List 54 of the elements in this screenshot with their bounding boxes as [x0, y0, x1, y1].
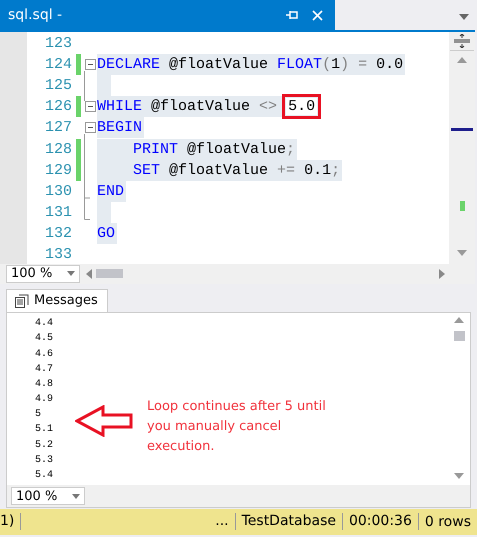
status-text: 1): [0, 513, 22, 530]
message-line: 4.8: [35, 378, 54, 392]
document-tab[interactable]: sql.sql -: [0, 0, 335, 30]
scroll-down-icon[interactable]: [457, 250, 467, 256]
close-icon[interactable]: [312, 10, 323, 20]
scrollbar-thumb[interactable]: [451, 128, 473, 131]
pin-icon[interactable]: [286, 10, 298, 20]
dropdown-arrow-icon: [72, 494, 80, 499]
dropdown-arrow-icon: [67, 271, 75, 276]
message-line: 5.2: [35, 438, 54, 453]
message-line: 5.1: [35, 423, 54, 438]
database-name: TestDatabase: [236, 513, 343, 530]
message-line: 5: [35, 408, 42, 422]
elapsed-time: 00:00:36: [342, 513, 419, 530]
scroll-left-icon[interactable]: [86, 268, 92, 279]
line-number: 130: [44, 182, 72, 200]
zoom-dropdown[interactable]: 100 %: [6, 264, 80, 283]
row-count: 0 rows: [424, 514, 472, 530]
message-line: 5.4: [35, 469, 54, 484]
scroll-right-icon[interactable]: [439, 268, 445, 279]
collapse-icon[interactable]: [84, 122, 96, 134]
line-number: 132: [44, 224, 72, 242]
line-number: 129: [44, 162, 72, 179]
message-line: 5.3: [35, 454, 54, 468]
line-number: 125: [44, 77, 72, 94]
change-marker: [460, 201, 464, 211]
scroll-up-icon[interactable]: [454, 317, 464, 324]
line-number: 127: [44, 119, 72, 136]
collapse-icon[interactable]: [84, 59, 96, 70]
message-line: 4.4: [35, 317, 54, 332]
scroll-up-icon[interactable]: [457, 57, 467, 63]
line-number: 124: [44, 56, 72, 74]
line-number: 123: [44, 35, 72, 52]
message-line: 4.6: [35, 348, 54, 362]
collapse-icon[interactable]: [84, 101, 96, 112]
dropdown-arrow-icon[interactable]: [459, 14, 469, 20]
annotation-text: Loop continues after 5 until you manually cancel execution.: [147, 398, 327, 456]
messages-icon: [15, 294, 29, 308]
line-number: 133: [44, 246, 72, 263]
fold-line: [83, 71, 86, 101]
split-icon[interactable]: [450, 32, 474, 51]
scroll-down-icon[interactable]: [454, 473, 464, 480]
line-number: 126: [44, 98, 72, 116]
arrow-icon: [75, 405, 133, 438]
message-line: 4.9: [35, 393, 54, 408]
line-number: 131: [44, 204, 72, 221]
scrollbar-thumb[interactable]: [454, 331, 464, 342]
message-line: 4.7: [35, 362, 54, 377]
messages-tab[interactable]: Messages: [6, 288, 108, 312]
scrollbar-thumb[interactable]: [96, 269, 123, 278]
line-number: 128: [44, 140, 72, 158]
message-line: 4.5: [35, 332, 54, 346]
status-text: ...: [209, 513, 236, 530]
zoom-dropdown[interactable]: 100 %: [11, 487, 85, 506]
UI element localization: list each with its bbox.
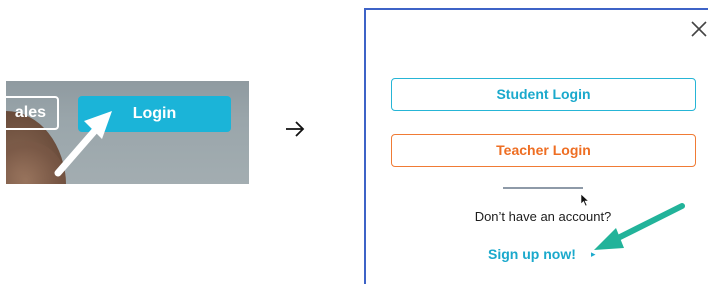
pointer-annotation-arrow-icon [54,111,112,177]
arrow-right-icon [286,121,305,137]
student-login-button[interactable]: Student Login [391,78,696,111]
login-dialog: Student Login Teacher Login Don’t have a… [364,8,708,284]
pointer-annotation-arrow-icon [594,203,685,250]
signup-link[interactable]: Sign up now! [488,246,576,262]
login-header-screenshot: ales Login [6,81,249,184]
close-icon[interactable] [690,20,708,38]
teacher-login-button[interactable]: Teacher Login [391,134,696,167]
divider [503,187,583,189]
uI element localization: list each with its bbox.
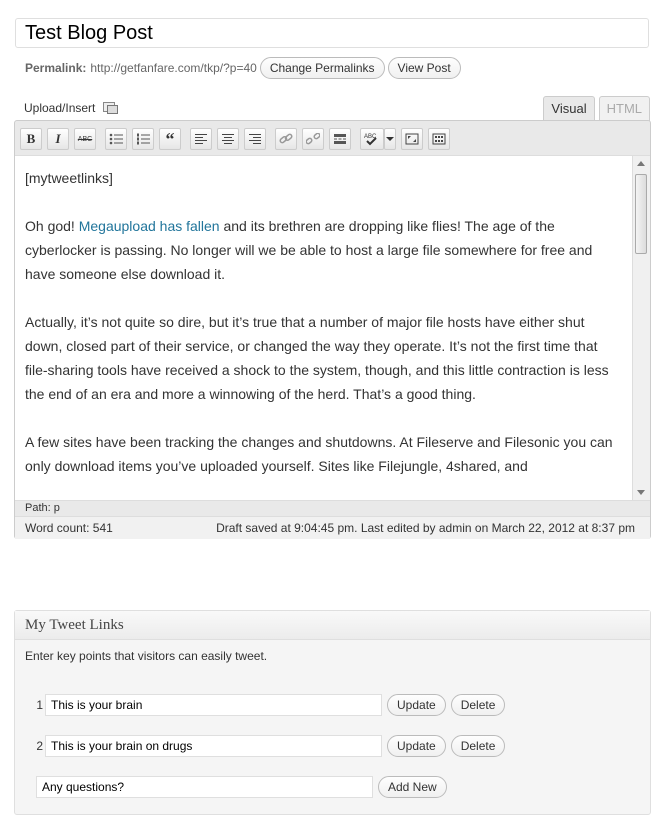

* Required task
Copy all of the data above line for line, leaving out the pictures.

* Solution
List 54 of the elements in this screenshot with their bounding boxes as [x0, y0, x1, y1].
status-text: 1): [0, 513, 22, 530]
message-line: 4.8: [35, 378, 54, 392]
document-tab[interactable]: sql.sql -: [0, 0, 335, 30]
scroll-down-icon[interactable]: [457, 250, 467, 256]
close-icon[interactable]: [312, 10, 323, 20]
scrollbar-thumb[interactable]: [451, 128, 473, 131]
pin-icon[interactable]: [286, 10, 298, 20]
dropdown-arrow-icon: [72, 494, 80, 499]
dropdown-arrow-icon: [67, 271, 75, 276]
message-line: 5.2: [35, 438, 54, 453]
message-line: 5.1: [35, 423, 54, 438]
database-name: TestDatabase: [236, 513, 343, 530]
message-line: 5: [35, 408, 42, 422]
elapsed-time: 00:00:36: [342, 513, 419, 530]
scroll-left-icon[interactable]: [86, 268, 92, 279]
line-number: 130: [44, 182, 72, 200]
zoom-dropdown[interactable]: 100 %: [6, 264, 80, 283]
row-count: 0 rows: [424, 514, 472, 530]
message-line: 5.4: [35, 469, 54, 484]
scroll-right-icon[interactable]: [439, 268, 445, 279]
collapse-icon[interactable]: [84, 122, 96, 134]
line-number: 132: [44, 224, 72, 242]
line-number: 129: [44, 162, 72, 179]
message-line: 5.3: [35, 454, 54, 468]
line-number: 125: [44, 77, 72, 94]
change-marker: [460, 201, 464, 211]
scroll-up-icon[interactable]: [454, 317, 464, 324]
line-number: 127: [44, 119, 72, 136]
collapse-icon[interactable]: [84, 59, 96, 70]
message-line: 4.4: [35, 317, 54, 332]
scroll-up-icon[interactable]: [457, 57, 467, 63]
line-number: 124: [44, 56, 72, 74]
line-number: 123: [44, 35, 72, 52]
message-line: 4.6: [35, 348, 54, 362]
collapse-icon[interactable]: [84, 101, 96, 112]
dropdown-arrow-icon[interactable]: [459, 14, 469, 20]
annotation-text: Loop continues after 5 until you manually cancel execution.: [147, 398, 327, 456]
messages-icon: [15, 294, 29, 308]
line-number: 133: [44, 246, 72, 263]
fold-line: [83, 71, 86, 101]
split-icon[interactable]: [450, 32, 474, 51]
scroll-down-icon[interactable]: [454, 473, 464, 480]
line-number: 126: [44, 98, 72, 116]
arrow-icon: [75, 405, 133, 438]
message-line: 4.9: [35, 393, 54, 408]
line-number: 131: [44, 204, 72, 221]
scrollbar-thumb[interactable]: [454, 331, 464, 342]
message-line: 4.7: [35, 362, 54, 377]
messages-tab[interactable]: Messages: [6, 288, 108, 312]
scrollbar-thumb[interactable]: [96, 269, 123, 278]
line-number: 128: [44, 140, 72, 158]
message-line: 4.5: [35, 332, 54, 346]
status-text: ...: [209, 513, 236, 530]
zoom-dropdown[interactable]: 100 %: [11, 487, 85, 506]
UI element localization: list each with its bbox.
pointer-annotation-arrow-icon [54,111,112,177]
arrow-right-icon [286,121,305,137]
student-login-button[interactable]: Student Login [391,78,696,111]
login-dialog: Student Login Teacher Login Don’t have a… [364,8,708,284]
pointer-annotation-arrow-icon [594,203,685,250]
signup-link[interactable]: Sign up now! [488,246,576,262]
login-header-screenshot: ales Login [6,81,249,184]
close-icon[interactable] [690,20,708,38]
teacher-login-button[interactable]: Teacher Login [391,134,696,167]
divider [503,187,583,189]
uI element localization: list each with its bbox.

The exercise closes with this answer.